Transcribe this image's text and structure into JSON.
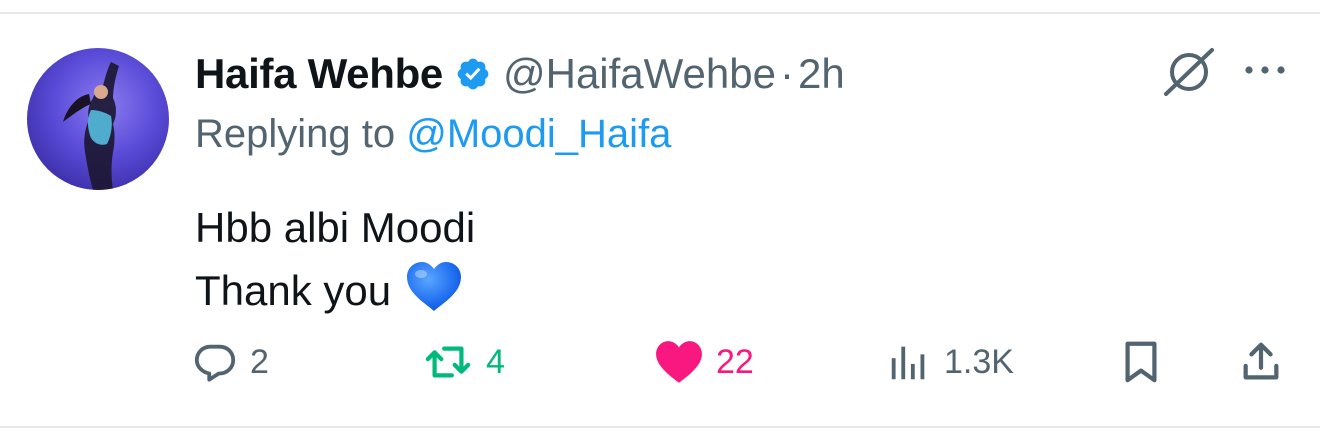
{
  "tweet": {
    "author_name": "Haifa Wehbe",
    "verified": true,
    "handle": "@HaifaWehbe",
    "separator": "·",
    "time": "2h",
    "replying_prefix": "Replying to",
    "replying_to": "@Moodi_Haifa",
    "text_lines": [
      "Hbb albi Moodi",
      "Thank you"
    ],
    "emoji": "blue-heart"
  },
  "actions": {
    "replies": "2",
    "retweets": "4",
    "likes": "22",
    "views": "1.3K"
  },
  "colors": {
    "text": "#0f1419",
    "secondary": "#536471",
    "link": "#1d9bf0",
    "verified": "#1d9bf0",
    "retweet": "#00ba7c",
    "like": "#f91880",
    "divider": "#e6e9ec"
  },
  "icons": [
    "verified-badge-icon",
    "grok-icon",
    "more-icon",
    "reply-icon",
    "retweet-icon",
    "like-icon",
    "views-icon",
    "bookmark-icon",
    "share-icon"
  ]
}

━━━━

• Requirement:
Will you set down the records word for word while leaving out every picture?

• Reply:
Transcribe this image's text and structure into JSON.
{
  "tweet": {
    "author_name": "Haifa Wehbe",
    "verified": true,
    "handle": "@HaifaWehbe",
    "separator": "·",
    "time": "2h",
    "replying_prefix": "Replying to",
    "replying_to": "@Moodi_Haifa",
    "text_lines": [
      "Hbb albi Moodi",
      "Thank you"
    ],
    "emoji": "blue-heart"
  },
  "actions": {
    "replies": "2",
    "retweets": "4",
    "likes": "22",
    "views": "1.3K"
  },
  "colors": {
    "text": "#0f1419",
    "secondary": "#536471",
    "link": "#1d9bf0",
    "verified": "#1d9bf0",
    "retweet": "#00ba7c",
    "like": "#f91880",
    "divider": "#e6e9ec"
  },
  "icons": [
    "verified-badge-icon",
    "grok-icon",
    "more-icon",
    "reply-icon",
    "retweet-icon",
    "like-icon",
    "views-icon",
    "bookmark-icon",
    "share-icon"
  ]
}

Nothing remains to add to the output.